* **Instructions to follow**
Extract each line where the string "الروايات" shows up.

*** Exercise input

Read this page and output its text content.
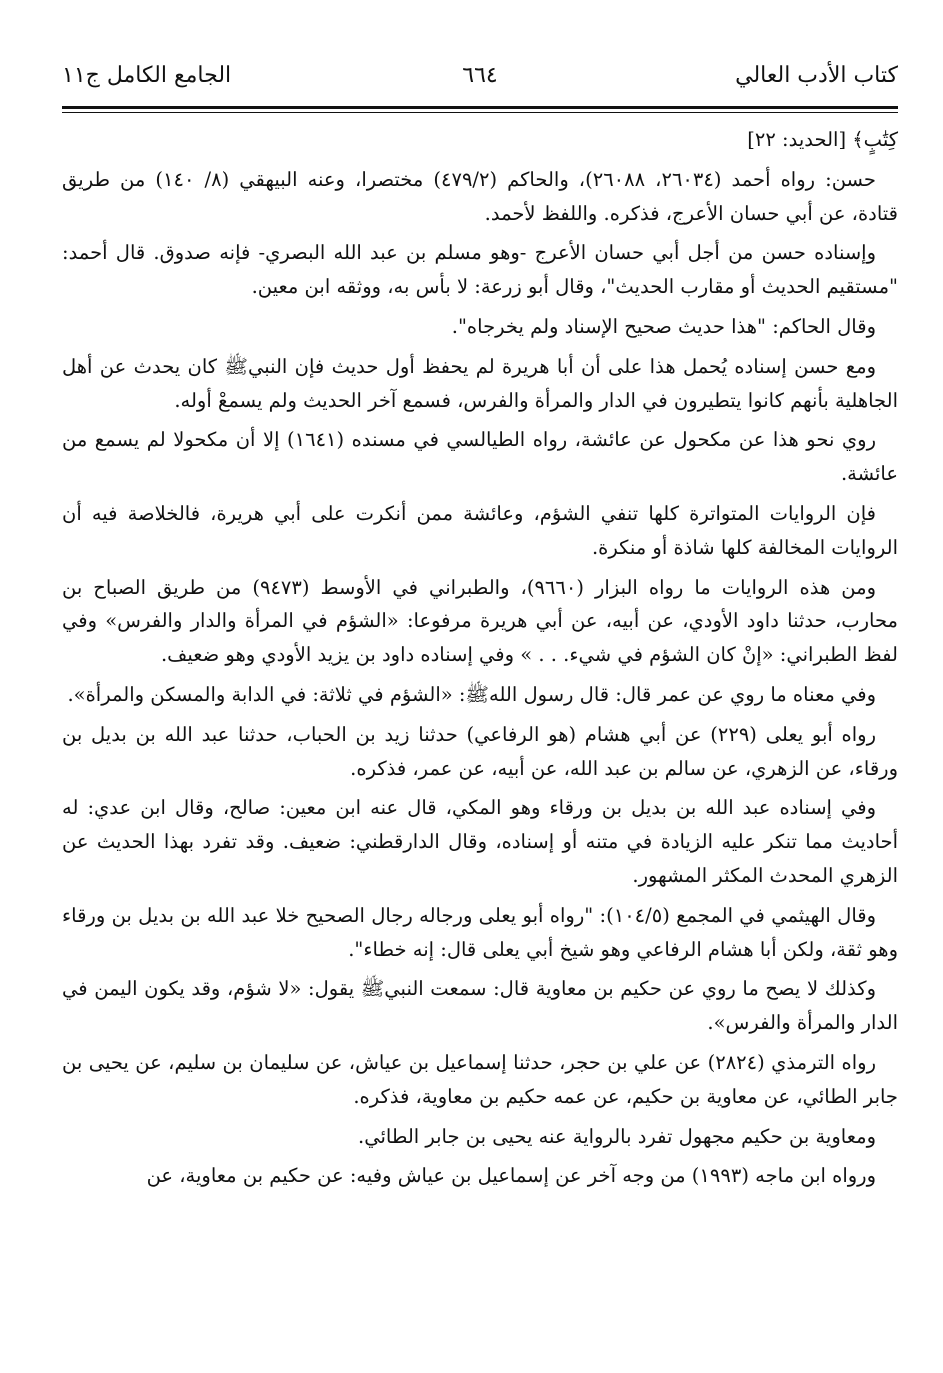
كتاب الأدب العالي
٦٦٤
الجامع الكامل ج١١

كِتَٰبٍ﴾ [الحديد: ٢٢]

حسن: رواه أحمد (٢٦٠٣٤، ٢٦٠٨٨)، والحاكم (٤٧٩/٢) مختصرا، وعنه البيهقي (٨/ ١٤٠) من طريق قتادة، عن أبي حسان الأعرج، فذكره. واللفظ لأحمد.

وإسناده حسن من أجل أبي حسان الأعرج -وهو مسلم بن عبد الله البصري- فإنه صدوق. قال أحمد: "مستقيم الحديث أو مقارب الحديث"، وقال أبو زرعة: لا بأس به، ووثقه ابن معين.

وقال الحاكم: "هذا حديث صحيح الإسناد ولم يخرجاه".

ومع حسن إسناده يُحمل هذا على أن أبا هريرة لم يحفظ أول حديث فإن النبيﷺ كان يحدث عن أهل الجاهلية بأنهم كانوا يتطيرون في الدار والمرأة والفرس، فسمع آخر الحديث ولم يسمعْ أوله.

روي نحو هذا عن مكحول عن عائشة، رواه الطيالسي في مسنده (١٦٤١) إلا أن مكحولا لم يسمع من عائشة.

فإن الروايات المتواترة كلها تنفي الشؤم، وعائشة ممن أنكرت على أبي هريرة، فالخلاصة فيه أن الروايات المخالفة كلها شاذة أو منكرة.

ومن هذه الروايات ما رواه البزار (٩٦٦٠)، والطبراني في الأوسط (٩٤٧٣) من طريق الصباح بن محارب، حدثنا داود الأودي، عن أبيه، عن أبي هريرة مرفوعا: «الشؤم في المرأة والدار والفرس» وفي لفظ الطبراني: «إنْ كان الشؤم في شيء. . . » وفي إسناده داود بن يزيد الأودي وهو ضعيف.

وفي معناه ما روي عن عمر قال: قال رسول اللهﷺ: «الشؤم في ثلاثة: في الدابة والمسكن والمرأة».

رواه أبو يعلى (٢٢٩) عن أبي هشام (هو الرفاعي) حدثنا زيد بن الحباب، حدثنا عبد الله بن بديل بن ورقاء، عن الزهري، عن سالم بن عبد الله، عن أبيه، عن عمر، فذكره.

وفي إسناده عبد الله بن بديل بن ورقاء وهو المكي، قال عنه ابن معين: صالح، وقال ابن عدي: له أحاديث مما تنكر عليه الزيادة في متنه أو إسناده، وقال الدارقطني: ضعيف. وقد تفرد بهذا الحديث عن الزهري المحدث المكثر المشهور.

وقال الهيثمي في المجمع (١٠٤/٥): "رواه أبو يعلى ورجاله رجال الصحيح خلا عبد الله بن بديل بن ورقاء وهو ثقة، ولكن أبا هشام الرفاعي وهو شيخ أبي يعلى قال: إنه خطاء".

وكذلك لا يصح ما روي عن حكيم بن معاوية قال: سمعت النبيﷺ يقول: «لا شؤم، وقد يكون اليمن في الدار والمرأة والفرس».

رواه الترمذي (٢٨٢٤) عن علي بن حجر، حدثنا إسماعيل بن عياش، عن سليمان بن سليم، عن يحيى بن جابر الطائي، عن معاوية بن حكيم، عن عمه حكيم بن معاوية، فذكره.

ومعاوية بن حكيم مجهول تفرد بالرواية عنه يحيى بن جابر الطائي.

ورواه ابن ماجه (١٩٩٣) من وجه آخر عن إسماعيل بن عياش وفيه: عن حكيم بن معاوية، عن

******

* **Answer to this exercise**
فإن الروايات المتواترة كلها تنفي الشؤم، وعائشة ممن أنكرت على أبي هريرة، فالخلاصة فيه أن الروايات المخالفة كلها شاذة أو منكرة.
ومن هذه الروايات ما رواه البزار (٩٦٦٠)، والطبراني في الأوسط (٩٤٧٣) من طريق الصباح بن محارب، حدثنا داود الأودي، عن أبيه، عن أبي هريرة مرفوعا: «الشؤم في المرأة والدار والفرس» وفي لفظ الطبراني: «إنْ كان الشؤم في شيء. . . » وفي إسناده داود بن يزيد الأودي وهو ضعيف.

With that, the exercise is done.